Problem details ::
Quote the whole listing word for word. Do not include the pictures.

[BEGIN]

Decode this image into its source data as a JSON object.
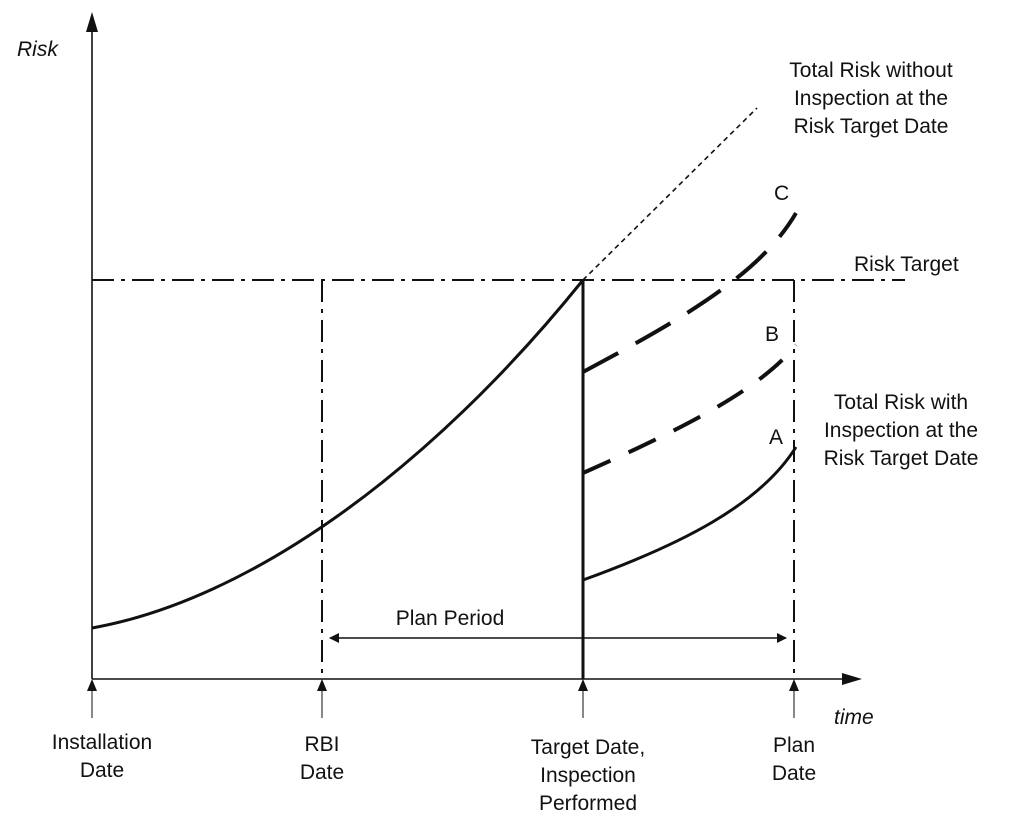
{
  "axes": {
    "y_label": "Risk",
    "x_label": "time"
  },
  "labels": {
    "total_risk_without": [
      "Total Risk without",
      "Inspection at the",
      "Risk Target Date"
    ],
    "risk_target": "Risk Target",
    "curve_c": "C",
    "curve_b": "B",
    "curve_a": "A",
    "total_risk_with": [
      "Total Risk with",
      "Inspection at the",
      "Risk Target Date"
    ],
    "plan_period": "Plan Period"
  },
  "x_markers": {
    "installation": [
      "Installation",
      "Date"
    ],
    "rbi": [
      "RBI",
      "Date"
    ],
    "target": [
      "Target Date,",
      "Inspection",
      "Performed"
    ],
    "plan": [
      "Plan",
      "Date"
    ]
  }
}
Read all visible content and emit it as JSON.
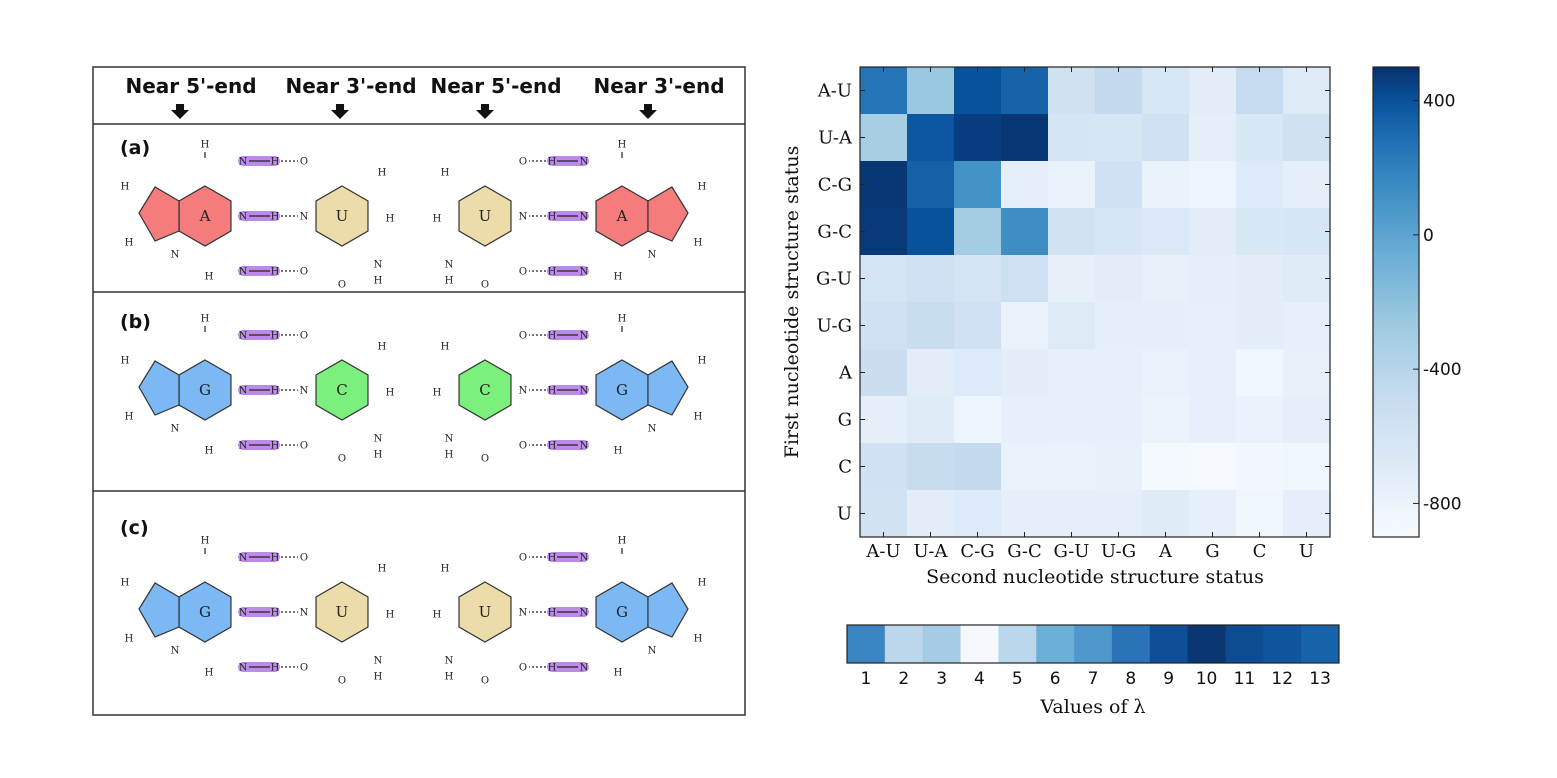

[END]

Result below ::
Decode this image into its source data as a JSON object.
{
  "axes": {
    "y_label": "Risk",
    "x_label": "time"
  },
  "labels": {
    "total_risk_without": [
      "Total Risk without",
      "Inspection at the",
      "Risk Target Date"
    ],
    "risk_target": "Risk Target",
    "curve_c": "C",
    "curve_b": "B",
    "curve_a": "A",
    "total_risk_with": [
      "Total Risk with",
      "Inspection at the",
      "Risk Target Date"
    ],
    "plan_period": "Plan Period"
  },
  "x_markers": {
    "installation": [
      "Installation",
      "Date"
    ],
    "rbi": [
      "RBI",
      "Date"
    ],
    "target": [
      "Target Date,",
      "Inspection",
      "Performed"
    ],
    "plan": [
      "Plan",
      "Date"
    ]
  }
}
Read all visible content and emit it as JSON.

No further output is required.